■ **STATED EXERCISE**
In the entries, find all lines that hold the word "Income" and copy them.

Figure contents as structured data
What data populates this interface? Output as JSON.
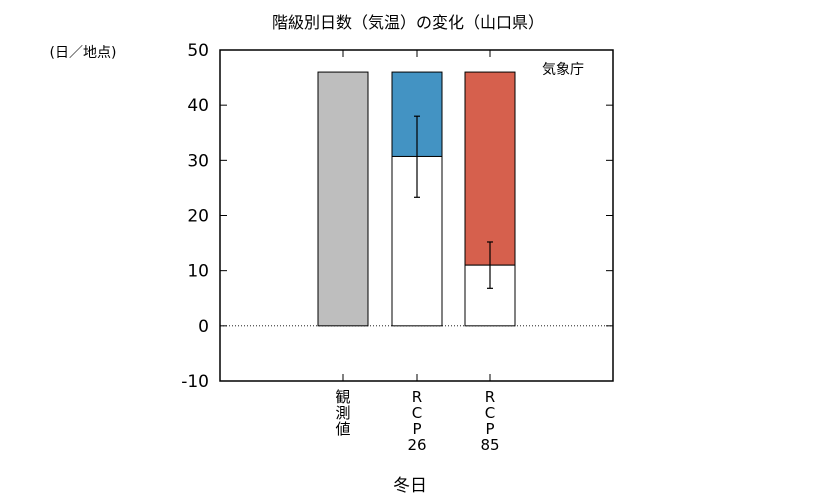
{
  "chart_data": {
    "type": "bar",
    "title": "階級別日数（気温）の変化（山口県）",
    "ylabel": "(日／地点)",
    "xlabel": "冬日",
    "source": "気象庁",
    "ylim": [
      -10,
      50
    ],
    "yticks": [
      -10,
      0,
      10,
      20,
      30,
      40,
      50
    ],
    "grid": false,
    "zero_line": "dotted",
    "categories": [
      {
        "label_lines": [
          "観",
          "測",
          "値"
        ]
      },
      {
        "label_lines": [
          "R",
          "C",
          "P",
          "26"
        ]
      },
      {
        "label_lines": [
          "R",
          "C",
          "P",
          "85"
        ]
      }
    ],
    "bars": [
      {
        "category": 0,
        "total": 46,
        "base": null,
        "change": null,
        "error_low": null,
        "error_high": null,
        "color": "#bebebe"
      },
      {
        "category": 1,
        "total": 46,
        "base": 30.7,
        "change": -15.3,
        "error_low": 23.3,
        "error_high": 38.0,
        "color": "#4393c3"
      },
      {
        "category": 2,
        "total": 46,
        "base": 11.0,
        "change": -35.0,
        "error_low": 6.8,
        "error_high": 15.2,
        "color": "#d6604d"
      }
    ]
  }
}
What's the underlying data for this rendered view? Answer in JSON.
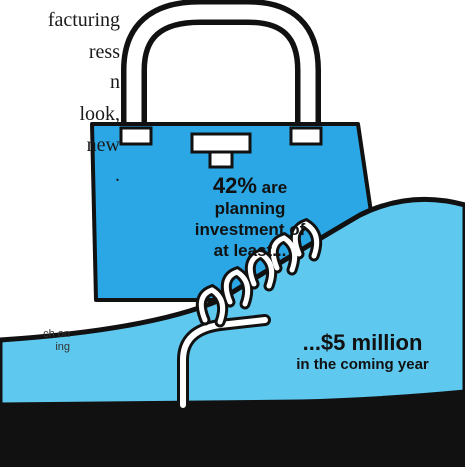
{
  "body_text": {
    "lines": [
      "facturing",
      "ress",
      "n",
      "look,",
      "new",
      "."
    ]
  },
  "source_text": {
    "lines": [
      "ch on",
      "ing"
    ]
  },
  "stat_one": {
    "percent": "42%",
    "rest": "are planning investment of at least..."
  },
  "stat_two": {
    "amount": "...$5 million",
    "caption": "in the coming year"
  },
  "colors": {
    "handbag_blue": "#2aa7e4",
    "shoe_blue": "#5ec8ef",
    "outline": "#111111",
    "handle": "#ffffff"
  },
  "icons": [
    "handbag-icon",
    "shoe-icon"
  ]
}
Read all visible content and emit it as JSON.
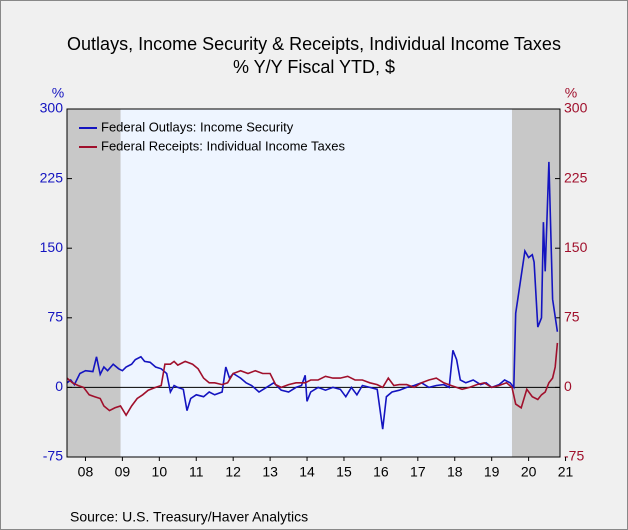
{
  "chart_data": {
    "type": "line",
    "title": "Outlays, Income Security & Receipts, Individual Income Taxes",
    "subtitle": "% Y/Y   Fiscal YTD, $",
    "ylabel": "%",
    "y2label": "%",
    "source": "Source:  U.S. Treasury/Haver Analytics",
    "xlim": [
      2008,
      2021.35
    ],
    "xticks": [
      {
        "value": 2008.5,
        "label": "08"
      },
      {
        "value": 2009.5,
        "label": "09"
      },
      {
        "value": 2010.5,
        "label": "10"
      },
      {
        "value": 2011.5,
        "label": "11"
      },
      {
        "value": 2012.5,
        "label": "12"
      },
      {
        "value": 2013.5,
        "label": "13"
      },
      {
        "value": 2014.5,
        "label": "14"
      },
      {
        "value": 2015.5,
        "label": "15"
      },
      {
        "value": 2016.5,
        "label": "16"
      },
      {
        "value": 2017.5,
        "label": "17"
      },
      {
        "value": 2018.5,
        "label": "18"
      },
      {
        "value": 2019.5,
        "label": "19"
      },
      {
        "value": 2020.5,
        "label": "20"
      },
      {
        "value": 2021.5,
        "label": "21"
      }
    ],
    "ylim": [
      -75,
      300
    ],
    "yticks": [
      -75,
      0,
      75,
      150,
      225,
      300
    ],
    "y2lim": [
      -75,
      300
    ],
    "y2ticks": [
      -75,
      0,
      75,
      150,
      225,
      300
    ],
    "recessions": [
      [
        2008,
        2009.45
      ],
      [
        2020.05,
        2021.35
      ]
    ],
    "legend": "upper left",
    "series": [
      {
        "name": "Federal Outlays: Income Security",
        "color": "#1414c0",
        "x": [
          2008.0,
          2008.1,
          2008.2,
          2008.35,
          2008.5,
          2008.7,
          2008.8,
          2008.9,
          2009.0,
          2009.1,
          2009.25,
          2009.4,
          2009.5,
          2009.6,
          2009.75,
          2009.85,
          2010.0,
          2010.1,
          2010.25,
          2010.4,
          2010.55,
          2010.7,
          2010.8,
          2010.9,
          2011.0,
          2011.15,
          2011.25,
          2011.35,
          2011.5,
          2011.7,
          2011.85,
          2012.0,
          2012.2,
          2012.3,
          2012.4,
          2012.5,
          2012.7,
          2012.85,
          2013.0,
          2013.2,
          2013.4,
          2013.6,
          2013.8,
          2014.0,
          2014.2,
          2014.35,
          2014.45,
          2014.5,
          2014.6,
          2014.8,
          2015.0,
          2015.2,
          2015.4,
          2015.55,
          2015.7,
          2015.85,
          2016.0,
          2016.2,
          2016.4,
          2016.55,
          2016.65,
          2016.8,
          2017.0,
          2017.2,
          2017.4,
          2017.6,
          2017.8,
          2018.0,
          2018.2,
          2018.35,
          2018.45,
          2018.55,
          2018.65,
          2018.8,
          2019.0,
          2019.2,
          2019.35,
          2019.5,
          2019.7,
          2019.85,
          2020.0,
          2020.1,
          2020.15,
          2020.3,
          2020.4,
          2020.5,
          2020.6,
          2020.65,
          2020.75,
          2020.85,
          2020.9,
          2020.95,
          2021.05,
          2021.15,
          2021.28
        ],
        "values": [
          5,
          8,
          3,
          15,
          18,
          17,
          33,
          14,
          22,
          18,
          25,
          20,
          18,
          22,
          25,
          30,
          33,
          28,
          27,
          22,
          20,
          15,
          -5,
          2,
          0,
          -2,
          -25,
          -12,
          -8,
          -10,
          -5,
          -8,
          -5,
          22,
          10,
          15,
          10,
          5,
          2,
          -5,
          0,
          5,
          -3,
          -5,
          0,
          2,
          13,
          -15,
          -5,
          0,
          -3,
          0,
          -2,
          -10,
          0,
          -8,
          2,
          0,
          -2,
          -45,
          -10,
          -5,
          -3,
          0,
          2,
          5,
          0,
          2,
          3,
          0,
          40,
          30,
          8,
          5,
          8,
          3,
          5,
          0,
          3,
          8,
          5,
          0,
          80,
          120,
          147,
          140,
          143,
          135,
          65,
          75,
          178,
          125,
          243,
          95,
          60
        ]
      },
      {
        "name": "Federal Receipts: Individual Income Taxes",
        "color": "#a0102c",
        "axis": "y2",
        "x": [
          2008.0,
          2008.15,
          2008.3,
          2008.45,
          2008.6,
          2008.75,
          2008.9,
          2009.0,
          2009.15,
          2009.3,
          2009.45,
          2009.6,
          2009.75,
          2009.9,
          2010.05,
          2010.2,
          2010.4,
          2010.55,
          2010.65,
          2010.8,
          2010.9,
          2011.0,
          2011.2,
          2011.4,
          2011.55,
          2011.7,
          2011.85,
          2012.0,
          2012.2,
          2012.35,
          2012.5,
          2012.7,
          2012.9,
          2013.1,
          2013.3,
          2013.5,
          2013.65,
          2013.8,
          2014.0,
          2014.2,
          2014.45,
          2014.6,
          2014.8,
          2015.0,
          2015.2,
          2015.4,
          2015.6,
          2015.8,
          2016.0,
          2016.2,
          2016.4,
          2016.55,
          2016.7,
          2016.85,
          2017.0,
          2017.2,
          2017.4,
          2017.6,
          2017.8,
          2018.0,
          2018.2,
          2018.4,
          2018.55,
          2018.7,
          2018.9,
          2019.1,
          2019.3,
          2019.5,
          2019.7,
          2019.9,
          2020.05,
          2020.15,
          2020.3,
          2020.45,
          2020.6,
          2020.75,
          2020.85,
          2020.95,
          2021.05,
          2021.15,
          2021.22,
          2021.28
        ],
        "values": [
          10,
          5,
          2,
          0,
          -8,
          -10,
          -12,
          -20,
          -25,
          -22,
          -20,
          -30,
          -20,
          -12,
          -8,
          -3,
          0,
          2,
          25,
          25,
          28,
          24,
          28,
          25,
          20,
          10,
          5,
          5,
          3,
          5,
          15,
          18,
          15,
          18,
          15,
          15,
          3,
          0,
          3,
          5,
          5,
          8,
          8,
          12,
          10,
          10,
          12,
          8,
          8,
          5,
          3,
          0,
          10,
          2,
          3,
          3,
          0,
          5,
          8,
          10,
          5,
          2,
          0,
          -2,
          0,
          3,
          5,
          0,
          2,
          5,
          0,
          -18,
          -22,
          -2,
          -10,
          -13,
          -8,
          -5,
          5,
          10,
          22,
          48
        ]
      }
    ]
  }
}
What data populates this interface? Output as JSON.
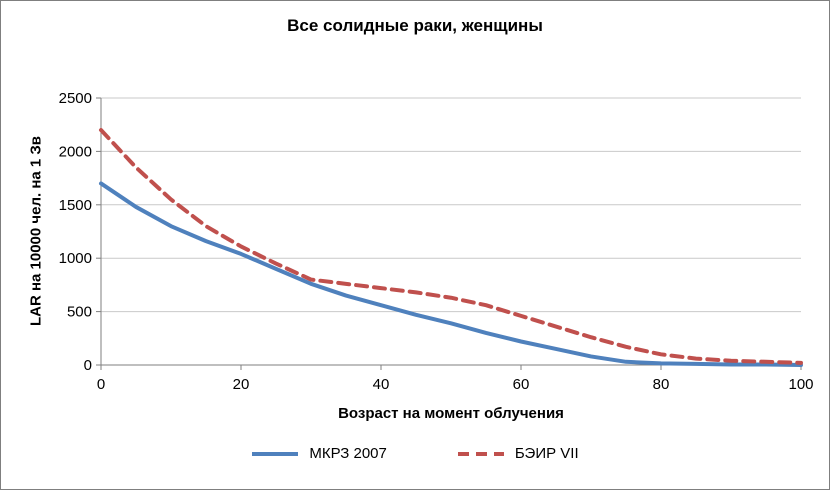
{
  "chart_data": {
    "type": "line",
    "title": "Все солидные раки, женщины",
    "xlabel": "Возраст на момент облучения",
    "ylabel": "LAR на 10000 чел. на 1 Зв",
    "xlim": [
      0,
      100
    ],
    "ylim": [
      0,
      2500
    ],
    "x_ticks": [
      0,
      20,
      40,
      60,
      80,
      100
    ],
    "y_ticks": [
      0,
      500,
      1000,
      1500,
      2000,
      2500
    ],
    "grid": "horizontal",
    "legend_position": "bottom",
    "x": [
      0,
      5,
      10,
      15,
      20,
      25,
      30,
      35,
      40,
      45,
      50,
      55,
      60,
      65,
      70,
      75,
      80,
      85,
      90,
      95,
      100
    ],
    "series": [
      {
        "name": "МКРЗ 2007",
        "color": "#4F81BD",
        "style": "solid",
        "values": [
          1700,
          1480,
          1300,
          1160,
          1040,
          900,
          760,
          650,
          560,
          470,
          390,
          300,
          220,
          150,
          80,
          30,
          15,
          10,
          5,
          5,
          0
        ]
      },
      {
        "name": "БЭИР VII",
        "color": "#C0504D",
        "style": "dashed",
        "values": [
          2200,
          1850,
          1550,
          1300,
          1110,
          950,
          800,
          760,
          720,
          680,
          630,
          560,
          460,
          360,
          260,
          170,
          100,
          60,
          40,
          30,
          20
        ]
      }
    ],
    "colors": {
      "grid": "#c9c9c9",
      "axis": "#7f7f7f",
      "border": "#7f7f7f",
      "text": "#000000"
    }
  }
}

■ **SOLUTION TO THIS PROBLEM**
    "title": "Outlays, Income Security & Receipts, Individual Income Taxes",
        "name": "Federal Outlays: Income Security",
        "name": "Federal Receipts: Individual Income Taxes",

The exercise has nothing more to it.